STATED GOAL:
All records must be quoted exactly. Omit the pictures.

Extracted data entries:
------------------------

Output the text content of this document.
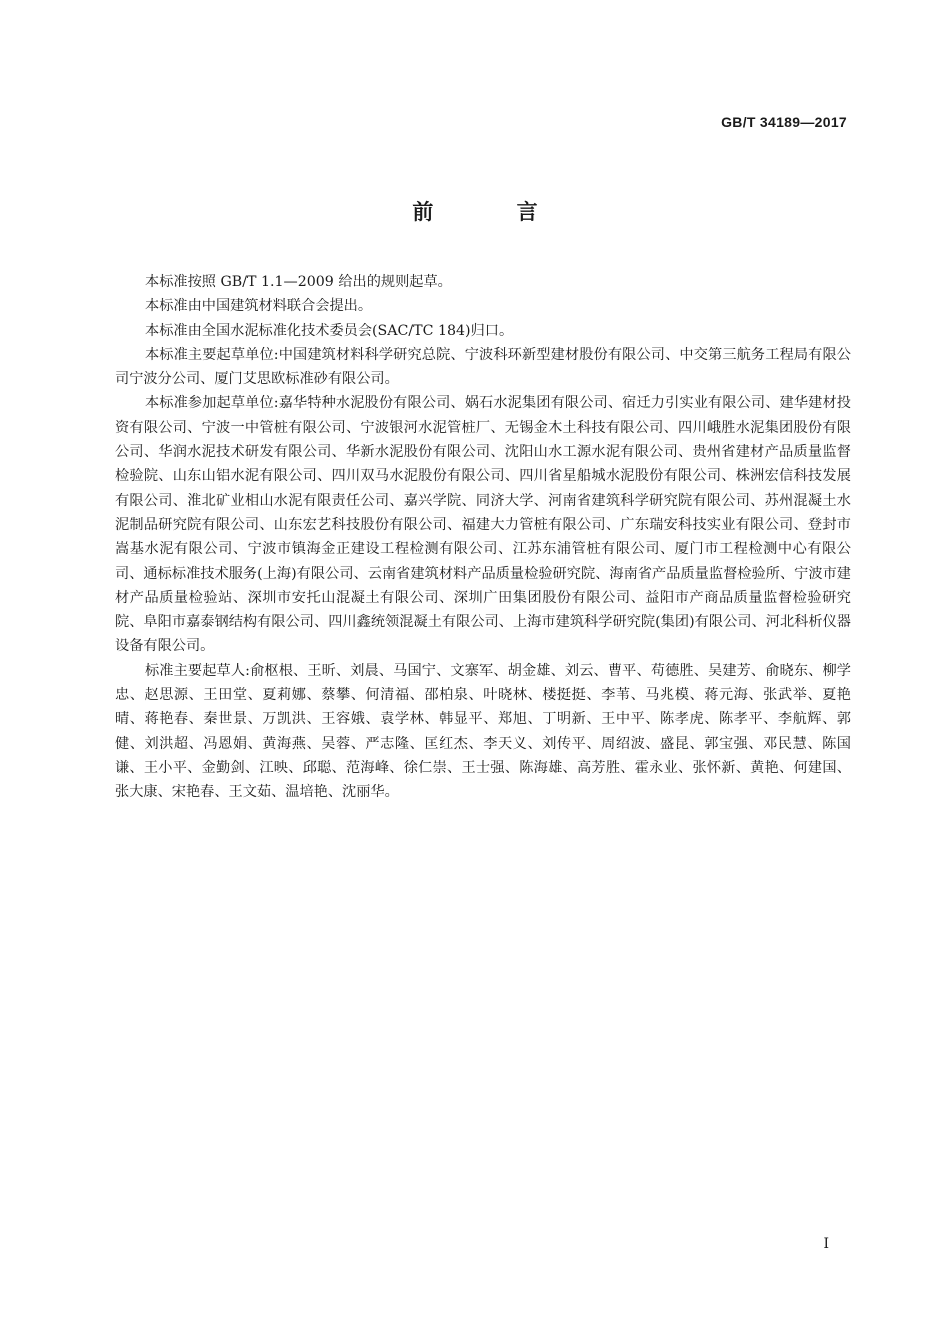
GB/T 34189—2017
前 言

本标准按照 GB/T 1.1—2009 给出的规则起草。

本标准由中国建筑材料联合会提出。

本标准由全国水泥标准化技术委员会(SAC/TC 184)归口。

本标准主要起草单位:中国建筑材料科学研究总院、宁波科环新型建材股份有限公司、中交第三航务工程局有限公司宁波分公司、厦门艾思欧标准砂有限公司。

本标准参加起草单位:嘉华特种水泥股份有限公司、娲石水泥集团有限公司、宿迁力引实业有限公司、建华建材投资有限公司、宁波一中管桩有限公司、宁波银河水泥管桩厂、无锡金木土科技有限公司、四川峨胜水泥集团股份有限公司、华润水泥技术研发有限公司、华新水泥股份有限公司、沈阳山水工源水泥有限公司、贵州省建材产品质量监督检验院、山东山铝水泥有限公司、四川双马水泥股份有限公司、四川省星船城水泥股份有限公司、株洲宏信科技发展有限公司、淮北矿业相山水泥有限责任公司、嘉兴学院、同济大学、河南省建筑科学研究院有限公司、苏州混凝土水泥制品研究院有限公司、山东宏艺科技股份有限公司、福建大力管桩有限公司、广东瑞安科技实业有限公司、登封市嵩基水泥有限公司、宁波市镇海金正建设工程检测有限公司、江苏东浦管桩有限公司、厦门市工程检测中心有限公司、通标标准技术服务(上海)有限公司、云南省建筑材料产品质量检验研究院、海南省产品质量监督检验所、宁波市建材产品质量检验站、深圳市安托山混凝土有限公司、深圳广田集团股份有限公司、益阳市产商品质量监督检验研究院、阜阳市嘉泰钢结构有限公司、四川鑫统领混凝土有限公司、上海市建筑科学研究院(集团)有限公司、河北科析仪器设备有限公司。

标准主要起草人:俞枢根、王昕、刘晨、马国宁、文寨军、胡金雄、刘云、曹平、苟德胜、吴建芳、俞晓东、柳学忠、赵思源、王田堂、夏莉娜、蔡攀、何清福、邵柏泉、叶晓林、楼挺挺、李苇、马兆模、蒋元海、张武举、夏艳晴、蒋艳春、秦世景、万凯洪、王容娥、袁学林、韩显平、郑旭、丁明新、王中平、陈孝虎、陈孝平、李航辉、郭健、刘洪超、冯恩娟、黄海燕、吴蓉、严志隆、匡红杰、李天义、刘传平、周绍波、盛昆、郭宝强、邓民慧、陈国谦、王小平、金勤剑、江映、邱聪、范海峰、徐仁崇、王士强、陈海雄、高芳胜、霍永业、张怀新、黄艳、何建国、张大康、宋艳春、王文茹、温培艳、沈丽华。

I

------------------------

RESPONSE:
Output the text content of this document.
GB/T 34189—2017
前 言

本标准按照 GB/T 1.1—2009 给出的规则起草。

本标准由中国建筑材料联合会提出。

本标准由全国水泥标准化技术委员会(SAC/TC 184)归口。

本标准主要起草单位:中国建筑材料科学研究总院、宁波科环新型建材股份有限公司、中交第三航务工程局有限公司宁波分公司、厦门艾思欧标准砂有限公司。

本标准参加起草单位:嘉华特种水泥股份有限公司、娲石水泥集团有限公司、宿迁力引实业有限公司、建华建材投资有限公司、宁波一中管桩有限公司、宁波银河水泥管桩厂、无锡金木土科技有限公司、四川峨胜水泥集团股份有限公司、华润水泥技术研发有限公司、华新水泥股份有限公司、沈阳山水工源水泥有限公司、贵州省建材产品质量监督检验院、山东山铝水泥有限公司、四川双马水泥股份有限公司、四川省星船城水泥股份有限公司、株洲宏信科技发展有限公司、淮北矿业相山水泥有限责任公司、嘉兴学院、同济大学、河南省建筑科学研究院有限公司、苏州混凝土水泥制品研究院有限公司、山东宏艺科技股份有限公司、福建大力管桩有限公司、广东瑞安科技实业有限公司、登封市嵩基水泥有限公司、宁波市镇海金正建设工程检测有限公司、江苏东浦管桩有限公司、厦门市工程检测中心有限公司、通标标准技术服务(上海)有限公司、云南省建筑材料产品质量检验研究院、海南省产品质量监督检验所、宁波市建材产品质量检验站、深圳市安托山混凝土有限公司、深圳广田集团股份有限公司、益阳市产商品质量监督检验研究院、阜阳市嘉泰钢结构有限公司、四川鑫统领混凝土有限公司、上海市建筑科学研究院(集团)有限公司、河北科析仪器设备有限公司。

标准主要起草人:俞枢根、王昕、刘晨、马国宁、文寨军、胡金雄、刘云、曹平、苟德胜、吴建芳、俞晓东、柳学忠、赵思源、王田堂、夏莉娜、蔡攀、何清福、邵柏泉、叶晓林、楼挺挺、李苇、马兆模、蒋元海、张武举、夏艳晴、蒋艳春、秦世景、万凯洪、王容娥、袁学林、韩显平、郑旭、丁明新、王中平、陈孝虎、陈孝平、李航辉、郭健、刘洪超、冯恩娟、黄海燕、吴蓉、严志隆、匡红杰、李天义、刘传平、周绍波、盛昆、郭宝强、邓民慧、陈国谦、王小平、金勤剑、江映、邱聪、范海峰、徐仁崇、王士强、陈海雄、高芳胜、霍永业、张怀新、黄艳、何建国、张大康、宋艳春、王文茹、温培艳、沈丽华。

I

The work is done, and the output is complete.